## Start Stored data
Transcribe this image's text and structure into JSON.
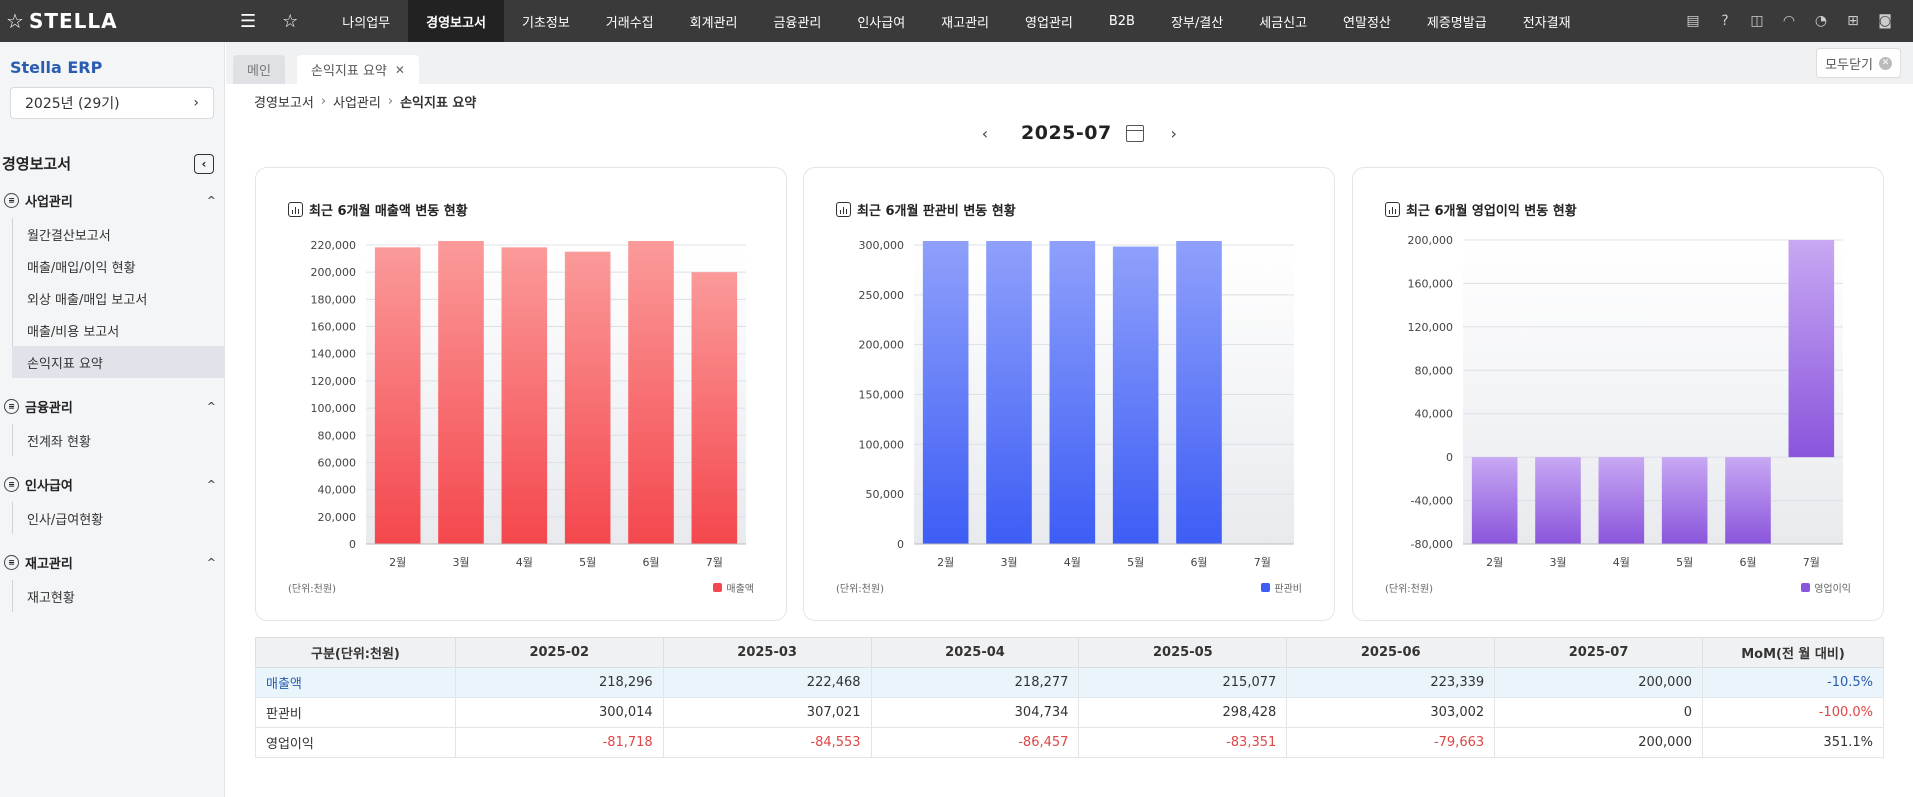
{
  "app": {
    "logo": "STELLA",
    "sidebar_title": "Stella ERP",
    "year_selector": "2025년 (29기)"
  },
  "menu": [
    "나의업무",
    "경영보고서",
    "기초정보",
    "거래수집",
    "회계관리",
    "금융관리",
    "인사급여",
    "재고관리",
    "영업관리",
    "B2B",
    "장부/결산",
    "세금신고",
    "연말정산",
    "제증명발급",
    "전자결재"
  ],
  "menu_active_index": 1,
  "right_icons": [
    "clipboard-icon",
    "help-icon",
    "support-icon",
    "headset-icon",
    "bell-icon",
    "org-chart-icon",
    "user-icon"
  ],
  "sidebar": {
    "section_title": "경영보고서",
    "groups": [
      {
        "label": "사업관리",
        "items": [
          "월간결산보고서",
          "매출/매입/이익 현황",
          "외상 매출/매입 보고서",
          "매출/비용 보고서",
          "손익지표 요약"
        ]
      },
      {
        "label": "금융관리",
        "items": [
          "전계좌 현황"
        ]
      },
      {
        "label": "인사급여",
        "items": [
          "인사/급여현황"
        ]
      },
      {
        "label": "재고관리",
        "items": [
          "재고현황"
        ]
      }
    ],
    "active_item": "손익지표 요약"
  },
  "tabs": {
    "main": "메인",
    "current": "손익지표 요약",
    "close_all": "모두닫기"
  },
  "breadcrumb": [
    "경영보고서",
    "사업관리",
    "손익지표 요약"
  ],
  "period": "2025-07",
  "chart_data": [
    {
      "type": "bar",
      "title": "최근 6개월 매출액 변동 현황",
      "categories": [
        "2월",
        "3월",
        "4월",
        "5월",
        "6월",
        "7월"
      ],
      "series": [
        {
          "name": "매출액",
          "values": [
            218296,
            222468,
            218277,
            215077,
            223339,
            200000
          ]
        }
      ],
      "ylim": [
        0,
        220000
      ],
      "yticks": [
        0,
        20000,
        40000,
        60000,
        80000,
        100000,
        120000,
        140000,
        160000,
        180000,
        200000,
        220000
      ],
      "ytick_labels": [
        "0",
        "20,000",
        "40,000",
        "60,000",
        "80,000",
        "100,000",
        "120,000",
        "140,000",
        "160,000",
        "180,000",
        "200,000",
        "220,000"
      ],
      "unit": "(단위:천원)",
      "color_top": "#fb9a9a",
      "color_bottom": "#f4474d",
      "legend": "bottom-right"
    },
    {
      "type": "bar",
      "title": "최근 6개월 판관비 변동 현황",
      "categories": [
        "2월",
        "3월",
        "4월",
        "5월",
        "6월",
        "7월"
      ],
      "series": [
        {
          "name": "판관비",
          "values": [
            300014,
            307021,
            304734,
            298428,
            303002,
            0
          ]
        }
      ],
      "ylim": [
        0,
        300000
      ],
      "yticks": [
        0,
        50000,
        100000,
        150000,
        200000,
        250000,
        300000
      ],
      "ytick_labels": [
        "0",
        "50,000",
        "100,000",
        "150,000",
        "200,000",
        "250,000",
        "300,000"
      ],
      "unit": "(단위:천원)",
      "color_top": "#8fa0fb",
      "color_bottom": "#3d5df5",
      "legend": "bottom-right"
    },
    {
      "type": "bar",
      "title": "최근 6개월 영업이익 변동 현황",
      "categories": [
        "2월",
        "3월",
        "4월",
        "5월",
        "6월",
        "7월"
      ],
      "series": [
        {
          "name": "영업이익",
          "values": [
            -81718,
            -84553,
            -86457,
            -83351,
            -79663,
            200000
          ]
        }
      ],
      "ylim": [
        -80000,
        200000
      ],
      "yticks": [
        -80000,
        -40000,
        0,
        40000,
        80000,
        120000,
        160000,
        200000
      ],
      "ytick_labels": [
        "-80,000",
        "-40,000",
        "0",
        "40,000",
        "80,000",
        "120,000",
        "160,000",
        "200,000"
      ],
      "unit": "(단위:천원)",
      "color_top": "#c8a8f3",
      "color_bottom": "#8a55dc",
      "legend": "bottom-right"
    }
  ],
  "table": {
    "headers": [
      "구분(단위:천원)",
      "2025-02",
      "2025-03",
      "2025-04",
      "2025-05",
      "2025-06",
      "2025-07",
      "MoM(전 월 대비)"
    ],
    "rows": [
      {
        "label": "매출액",
        "values": [
          "218,296",
          "222,468",
          "218,277",
          "215,077",
          "223,339",
          "200,000"
        ],
        "mom": "-10.5%"
      },
      {
        "label": "판관비",
        "values": [
          "300,014",
          "307,021",
          "304,734",
          "298,428",
          "303,002",
          "0"
        ],
        "mom": "-100.0%"
      },
      {
        "label": "영업이익",
        "values": [
          "-81,718",
          "-84,553",
          "-86,457",
          "-83,351",
          "-79,663",
          "200,000"
        ],
        "mom": "351.1%"
      }
    ]
  },
  "colors": {
    "topbar": "#3a3a3a",
    "accent": "#2a5db0",
    "negative": "#e04646"
  }
}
## End Stored data
→ **Instructions to follow**
With the pictures left out, transcribe the material exactly.

→ **Result**
Transcribe this image's text and structure into JSON.
{
  "app": {
    "logo": "STELLA",
    "sidebar_title": "Stella ERP",
    "year_selector": "2025년 (29기)"
  },
  "menu": [
    "나의업무",
    "경영보고서",
    "기초정보",
    "거래수집",
    "회계관리",
    "금융관리",
    "인사급여",
    "재고관리",
    "영업관리",
    "B2B",
    "장부/결산",
    "세금신고",
    "연말정산",
    "제증명발급",
    "전자결재"
  ],
  "menu_active_index": 1,
  "right_icons": [
    "clipboard-icon",
    "help-icon",
    "support-icon",
    "headset-icon",
    "bell-icon",
    "org-chart-icon",
    "user-icon"
  ],
  "sidebar": {
    "section_title": "경영보고서",
    "groups": [
      {
        "label": "사업관리",
        "items": [
          "월간결산보고서",
          "매출/매입/이익 현황",
          "외상 매출/매입 보고서",
          "매출/비용 보고서",
          "손익지표 요약"
        ]
      },
      {
        "label": "금융관리",
        "items": [
          "전계좌 현황"
        ]
      },
      {
        "label": "인사급여",
        "items": [
          "인사/급여현황"
        ]
      },
      {
        "label": "재고관리",
        "items": [
          "재고현황"
        ]
      }
    ],
    "active_item": "손익지표 요약"
  },
  "tabs": {
    "main": "메인",
    "current": "손익지표 요약",
    "close_all": "모두닫기"
  },
  "breadcrumb": [
    "경영보고서",
    "사업관리",
    "손익지표 요약"
  ],
  "period": "2025-07",
  "chart_data": [
    {
      "type": "bar",
      "title": "최근 6개월 매출액 변동 현황",
      "categories": [
        "2월",
        "3월",
        "4월",
        "5월",
        "6월",
        "7월"
      ],
      "series": [
        {
          "name": "매출액",
          "values": [
            218296,
            222468,
            218277,
            215077,
            223339,
            200000
          ]
        }
      ],
      "ylim": [
        0,
        220000
      ],
      "yticks": [
        0,
        20000,
        40000,
        60000,
        80000,
        100000,
        120000,
        140000,
        160000,
        180000,
        200000,
        220000
      ],
      "ytick_labels": [
        "0",
        "20,000",
        "40,000",
        "60,000",
        "80,000",
        "100,000",
        "120,000",
        "140,000",
        "160,000",
        "180,000",
        "200,000",
        "220,000"
      ],
      "unit": "(단위:천원)",
      "color_top": "#fb9a9a",
      "color_bottom": "#f4474d",
      "legend": "bottom-right"
    },
    {
      "type": "bar",
      "title": "최근 6개월 판관비 변동 현황",
      "categories": [
        "2월",
        "3월",
        "4월",
        "5월",
        "6월",
        "7월"
      ],
      "series": [
        {
          "name": "판관비",
          "values": [
            300014,
            307021,
            304734,
            298428,
            303002,
            0
          ]
        }
      ],
      "ylim": [
        0,
        300000
      ],
      "yticks": [
        0,
        50000,
        100000,
        150000,
        200000,
        250000,
        300000
      ],
      "ytick_labels": [
        "0",
        "50,000",
        "100,000",
        "150,000",
        "200,000",
        "250,000",
        "300,000"
      ],
      "unit": "(단위:천원)",
      "color_top": "#8fa0fb",
      "color_bottom": "#3d5df5",
      "legend": "bottom-right"
    },
    {
      "type": "bar",
      "title": "최근 6개월 영업이익 변동 현황",
      "categories": [
        "2월",
        "3월",
        "4월",
        "5월",
        "6월",
        "7월"
      ],
      "series": [
        {
          "name": "영업이익",
          "values": [
            -81718,
            -84553,
            -86457,
            -83351,
            -79663,
            200000
          ]
        }
      ],
      "ylim": [
        -80000,
        200000
      ],
      "yticks": [
        -80000,
        -40000,
        0,
        40000,
        80000,
        120000,
        160000,
        200000
      ],
      "ytick_labels": [
        "-80,000",
        "-40,000",
        "0",
        "40,000",
        "80,000",
        "120,000",
        "160,000",
        "200,000"
      ],
      "unit": "(단위:천원)",
      "color_top": "#c8a8f3",
      "color_bottom": "#8a55dc",
      "legend": "bottom-right"
    }
  ],
  "table": {
    "headers": [
      "구분(단위:천원)",
      "2025-02",
      "2025-03",
      "2025-04",
      "2025-05",
      "2025-06",
      "2025-07",
      "MoM(전 월 대비)"
    ],
    "rows": [
      {
        "label": "매출액",
        "values": [
          "218,296",
          "222,468",
          "218,277",
          "215,077",
          "223,339",
          "200,000"
        ],
        "mom": "-10.5%"
      },
      {
        "label": "판관비",
        "values": [
          "300,014",
          "307,021",
          "304,734",
          "298,428",
          "303,002",
          "0"
        ],
        "mom": "-100.0%"
      },
      {
        "label": "영업이익",
        "values": [
          "-81,718",
          "-84,553",
          "-86,457",
          "-83,351",
          "-79,663",
          "200,000"
        ],
        "mom": "351.1%"
      }
    ]
  },
  "colors": {
    "topbar": "#3a3a3a",
    "accent": "#2a5db0",
    "negative": "#e04646"
  }
}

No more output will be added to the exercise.